[Data entries]
----
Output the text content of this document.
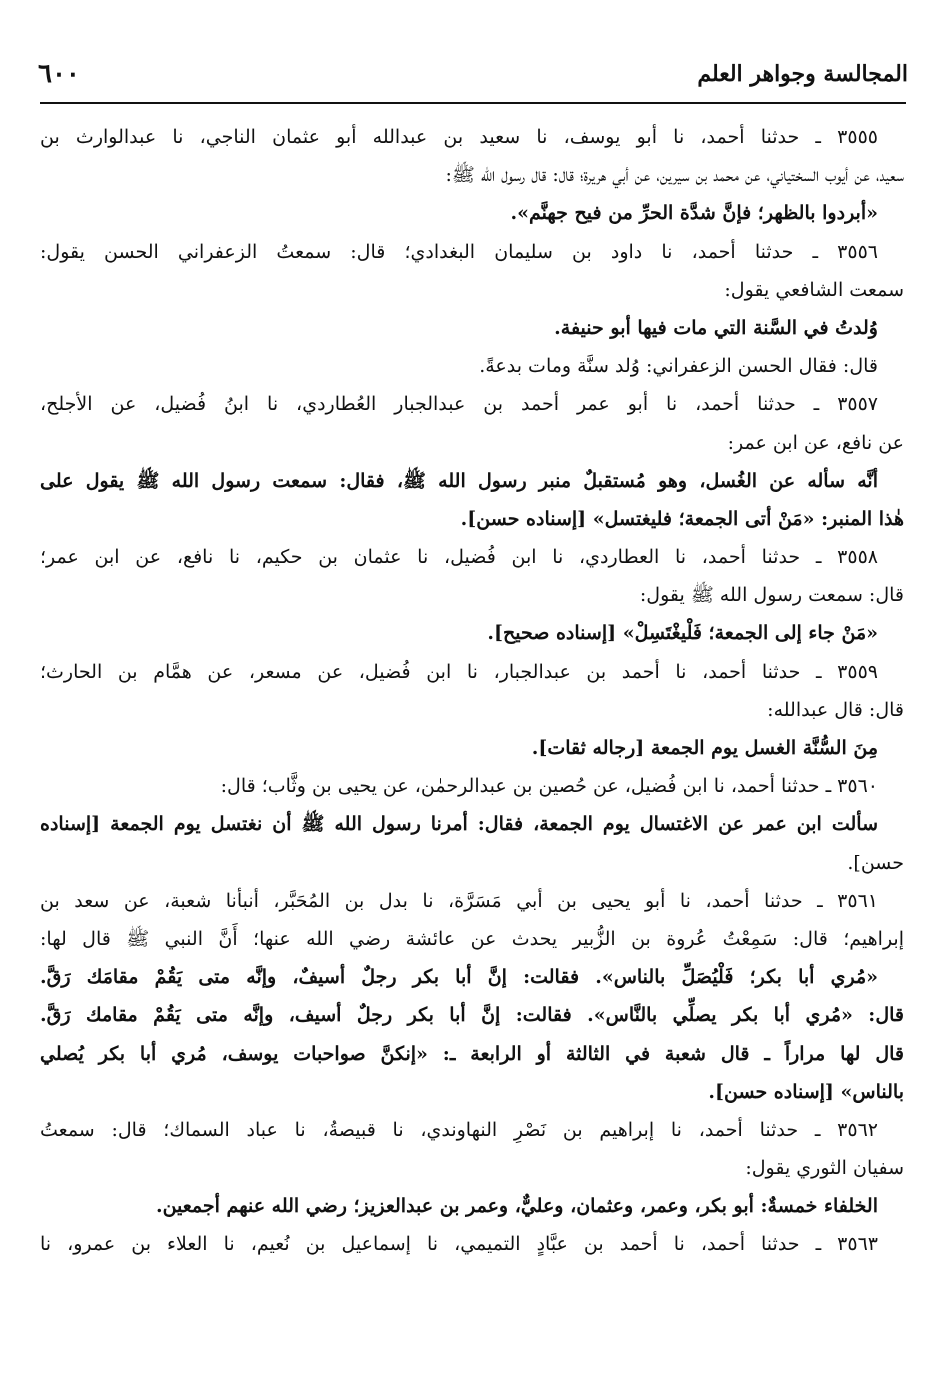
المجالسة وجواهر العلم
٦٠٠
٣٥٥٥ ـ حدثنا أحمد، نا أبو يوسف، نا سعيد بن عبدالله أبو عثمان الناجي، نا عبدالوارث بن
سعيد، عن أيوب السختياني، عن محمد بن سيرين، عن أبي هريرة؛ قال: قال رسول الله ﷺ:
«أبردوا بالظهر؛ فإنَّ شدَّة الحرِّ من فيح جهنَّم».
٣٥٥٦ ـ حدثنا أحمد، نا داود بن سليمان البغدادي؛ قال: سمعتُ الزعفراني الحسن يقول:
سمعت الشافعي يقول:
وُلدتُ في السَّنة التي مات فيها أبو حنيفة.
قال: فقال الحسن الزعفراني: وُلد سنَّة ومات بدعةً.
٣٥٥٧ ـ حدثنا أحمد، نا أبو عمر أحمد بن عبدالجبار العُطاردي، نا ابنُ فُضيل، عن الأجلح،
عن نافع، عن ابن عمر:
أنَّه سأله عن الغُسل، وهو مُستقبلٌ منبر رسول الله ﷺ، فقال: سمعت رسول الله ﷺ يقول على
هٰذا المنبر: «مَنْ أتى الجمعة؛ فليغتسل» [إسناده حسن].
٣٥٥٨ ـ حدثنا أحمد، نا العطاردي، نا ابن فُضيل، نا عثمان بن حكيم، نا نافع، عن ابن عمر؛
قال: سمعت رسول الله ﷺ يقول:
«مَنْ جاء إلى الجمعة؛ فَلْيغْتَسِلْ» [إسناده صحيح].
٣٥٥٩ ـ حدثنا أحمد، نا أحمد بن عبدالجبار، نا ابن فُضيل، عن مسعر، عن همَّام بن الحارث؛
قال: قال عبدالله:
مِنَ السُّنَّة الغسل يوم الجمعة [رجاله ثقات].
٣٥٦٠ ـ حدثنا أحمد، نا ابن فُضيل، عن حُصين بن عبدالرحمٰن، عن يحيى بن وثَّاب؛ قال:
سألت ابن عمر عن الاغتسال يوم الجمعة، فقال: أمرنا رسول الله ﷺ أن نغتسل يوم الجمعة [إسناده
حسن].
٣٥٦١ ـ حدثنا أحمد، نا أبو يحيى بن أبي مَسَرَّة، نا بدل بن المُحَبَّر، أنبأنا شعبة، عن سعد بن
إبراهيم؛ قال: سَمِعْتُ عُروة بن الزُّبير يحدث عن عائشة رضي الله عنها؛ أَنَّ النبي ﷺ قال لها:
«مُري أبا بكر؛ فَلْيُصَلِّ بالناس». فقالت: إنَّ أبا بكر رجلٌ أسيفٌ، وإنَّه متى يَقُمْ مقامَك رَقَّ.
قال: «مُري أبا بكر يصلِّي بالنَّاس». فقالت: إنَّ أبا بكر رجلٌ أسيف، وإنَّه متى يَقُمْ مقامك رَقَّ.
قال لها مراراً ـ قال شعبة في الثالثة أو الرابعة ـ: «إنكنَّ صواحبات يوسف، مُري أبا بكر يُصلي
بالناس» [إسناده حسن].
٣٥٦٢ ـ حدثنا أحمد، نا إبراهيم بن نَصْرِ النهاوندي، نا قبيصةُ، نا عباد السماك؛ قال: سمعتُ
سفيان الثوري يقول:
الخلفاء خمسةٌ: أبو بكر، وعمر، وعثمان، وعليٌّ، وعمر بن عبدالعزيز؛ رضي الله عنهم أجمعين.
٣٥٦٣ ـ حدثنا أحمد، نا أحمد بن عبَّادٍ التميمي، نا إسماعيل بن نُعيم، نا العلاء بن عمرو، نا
----
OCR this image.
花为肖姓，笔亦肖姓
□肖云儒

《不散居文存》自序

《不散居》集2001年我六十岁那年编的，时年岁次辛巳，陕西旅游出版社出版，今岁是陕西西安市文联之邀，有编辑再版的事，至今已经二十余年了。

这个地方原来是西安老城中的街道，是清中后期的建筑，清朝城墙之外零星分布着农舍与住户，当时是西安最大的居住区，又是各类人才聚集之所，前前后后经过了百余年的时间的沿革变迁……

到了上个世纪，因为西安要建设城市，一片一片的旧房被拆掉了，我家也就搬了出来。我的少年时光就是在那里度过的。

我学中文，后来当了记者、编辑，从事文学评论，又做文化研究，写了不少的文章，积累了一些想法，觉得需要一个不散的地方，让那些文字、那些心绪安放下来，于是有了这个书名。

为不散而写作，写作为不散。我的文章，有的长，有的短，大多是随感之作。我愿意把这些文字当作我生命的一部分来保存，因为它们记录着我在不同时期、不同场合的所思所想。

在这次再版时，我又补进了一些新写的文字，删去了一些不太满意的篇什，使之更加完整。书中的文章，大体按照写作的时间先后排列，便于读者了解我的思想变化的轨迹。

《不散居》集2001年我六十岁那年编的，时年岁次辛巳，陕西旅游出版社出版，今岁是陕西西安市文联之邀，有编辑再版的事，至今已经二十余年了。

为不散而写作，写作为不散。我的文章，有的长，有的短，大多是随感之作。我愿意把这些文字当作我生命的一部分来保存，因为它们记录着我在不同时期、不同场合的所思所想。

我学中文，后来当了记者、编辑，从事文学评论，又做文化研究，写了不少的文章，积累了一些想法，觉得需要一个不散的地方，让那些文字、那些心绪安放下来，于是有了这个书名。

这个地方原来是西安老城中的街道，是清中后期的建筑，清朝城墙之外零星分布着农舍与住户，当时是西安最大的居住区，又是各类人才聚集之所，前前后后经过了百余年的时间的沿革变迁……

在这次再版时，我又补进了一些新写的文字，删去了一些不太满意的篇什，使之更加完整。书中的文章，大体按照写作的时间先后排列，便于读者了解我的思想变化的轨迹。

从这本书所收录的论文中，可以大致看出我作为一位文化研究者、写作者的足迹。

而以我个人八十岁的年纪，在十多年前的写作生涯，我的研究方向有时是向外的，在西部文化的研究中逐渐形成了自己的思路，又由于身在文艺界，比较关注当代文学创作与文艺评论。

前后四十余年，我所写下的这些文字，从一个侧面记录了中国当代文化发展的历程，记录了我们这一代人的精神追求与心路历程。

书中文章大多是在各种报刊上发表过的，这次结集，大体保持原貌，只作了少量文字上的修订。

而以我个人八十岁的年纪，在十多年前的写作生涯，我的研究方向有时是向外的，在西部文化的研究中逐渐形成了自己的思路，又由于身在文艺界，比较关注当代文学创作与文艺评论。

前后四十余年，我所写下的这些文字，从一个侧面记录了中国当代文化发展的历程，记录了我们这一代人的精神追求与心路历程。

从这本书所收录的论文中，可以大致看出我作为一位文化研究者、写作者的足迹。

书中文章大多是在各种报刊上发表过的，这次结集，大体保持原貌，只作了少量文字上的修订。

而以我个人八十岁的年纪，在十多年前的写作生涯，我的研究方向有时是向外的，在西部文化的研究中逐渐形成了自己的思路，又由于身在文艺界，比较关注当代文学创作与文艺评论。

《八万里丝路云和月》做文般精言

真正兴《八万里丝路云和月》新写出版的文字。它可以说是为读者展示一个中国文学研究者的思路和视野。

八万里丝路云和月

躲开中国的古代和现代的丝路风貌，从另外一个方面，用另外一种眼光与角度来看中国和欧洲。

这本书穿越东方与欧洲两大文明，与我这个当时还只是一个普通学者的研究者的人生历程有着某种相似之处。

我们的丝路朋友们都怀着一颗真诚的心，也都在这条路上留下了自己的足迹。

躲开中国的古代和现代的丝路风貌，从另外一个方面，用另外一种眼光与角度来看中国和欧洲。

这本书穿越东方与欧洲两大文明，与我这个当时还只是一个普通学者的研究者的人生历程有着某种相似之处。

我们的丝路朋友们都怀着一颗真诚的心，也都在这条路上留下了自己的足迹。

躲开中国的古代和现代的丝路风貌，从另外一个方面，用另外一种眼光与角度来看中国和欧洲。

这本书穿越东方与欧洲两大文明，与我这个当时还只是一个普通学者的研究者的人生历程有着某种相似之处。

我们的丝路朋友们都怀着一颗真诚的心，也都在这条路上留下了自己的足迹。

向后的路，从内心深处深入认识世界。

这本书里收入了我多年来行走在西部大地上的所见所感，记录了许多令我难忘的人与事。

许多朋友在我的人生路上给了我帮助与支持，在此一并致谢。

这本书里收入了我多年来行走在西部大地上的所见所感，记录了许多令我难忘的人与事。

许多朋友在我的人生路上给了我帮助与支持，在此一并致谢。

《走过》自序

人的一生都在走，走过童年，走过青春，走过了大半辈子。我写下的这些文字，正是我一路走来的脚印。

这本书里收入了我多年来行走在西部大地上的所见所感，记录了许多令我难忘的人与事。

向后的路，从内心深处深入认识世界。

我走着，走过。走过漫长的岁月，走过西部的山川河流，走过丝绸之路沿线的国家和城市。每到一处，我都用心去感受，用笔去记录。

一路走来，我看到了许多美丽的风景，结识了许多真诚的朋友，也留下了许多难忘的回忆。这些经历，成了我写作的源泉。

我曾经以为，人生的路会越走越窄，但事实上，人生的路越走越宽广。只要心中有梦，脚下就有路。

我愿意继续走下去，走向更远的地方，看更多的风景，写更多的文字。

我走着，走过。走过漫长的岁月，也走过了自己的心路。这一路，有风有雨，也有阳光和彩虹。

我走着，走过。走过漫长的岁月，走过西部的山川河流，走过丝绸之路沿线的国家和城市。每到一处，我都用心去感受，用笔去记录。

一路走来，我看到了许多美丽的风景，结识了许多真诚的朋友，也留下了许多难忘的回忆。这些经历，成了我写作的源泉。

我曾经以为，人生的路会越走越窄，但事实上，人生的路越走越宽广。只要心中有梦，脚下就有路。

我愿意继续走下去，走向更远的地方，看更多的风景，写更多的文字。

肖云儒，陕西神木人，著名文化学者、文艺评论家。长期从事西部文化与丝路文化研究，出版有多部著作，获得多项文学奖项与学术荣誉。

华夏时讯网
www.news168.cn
----
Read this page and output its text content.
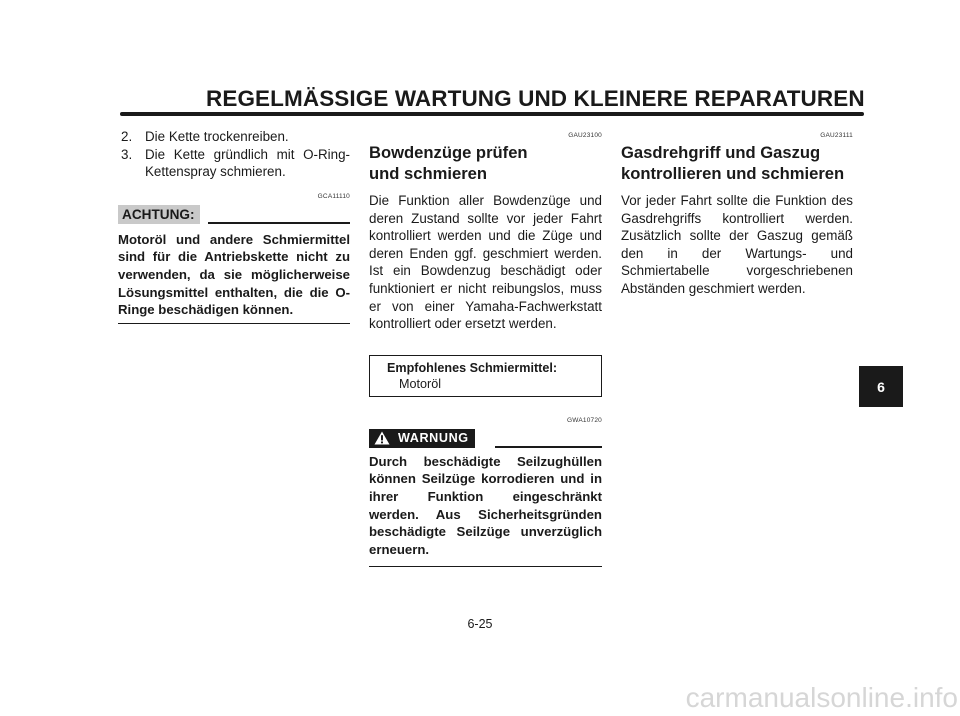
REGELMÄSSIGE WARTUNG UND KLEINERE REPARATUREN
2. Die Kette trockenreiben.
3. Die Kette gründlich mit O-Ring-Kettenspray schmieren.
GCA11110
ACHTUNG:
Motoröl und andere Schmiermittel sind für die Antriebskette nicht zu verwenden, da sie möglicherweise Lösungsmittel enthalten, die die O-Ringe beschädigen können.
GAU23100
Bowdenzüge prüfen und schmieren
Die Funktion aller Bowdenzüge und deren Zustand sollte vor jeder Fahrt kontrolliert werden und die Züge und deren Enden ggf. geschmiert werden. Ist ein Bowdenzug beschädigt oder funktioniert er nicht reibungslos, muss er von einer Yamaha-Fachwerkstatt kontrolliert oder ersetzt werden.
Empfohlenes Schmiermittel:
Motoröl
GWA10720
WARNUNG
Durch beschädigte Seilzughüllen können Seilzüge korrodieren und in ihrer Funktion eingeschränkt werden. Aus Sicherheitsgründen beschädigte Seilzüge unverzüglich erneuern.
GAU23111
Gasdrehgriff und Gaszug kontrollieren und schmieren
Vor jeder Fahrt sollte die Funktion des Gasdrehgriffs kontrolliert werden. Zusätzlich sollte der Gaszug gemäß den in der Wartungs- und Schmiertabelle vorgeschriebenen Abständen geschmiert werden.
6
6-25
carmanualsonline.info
----
| WHAT YOU WILL DO |
Find the word "this" in the material, then list each line that holds it.

| RESULT OF THE EXERCISE |
Output the text content of this document.
OCR this image.
Read this page and output its text content.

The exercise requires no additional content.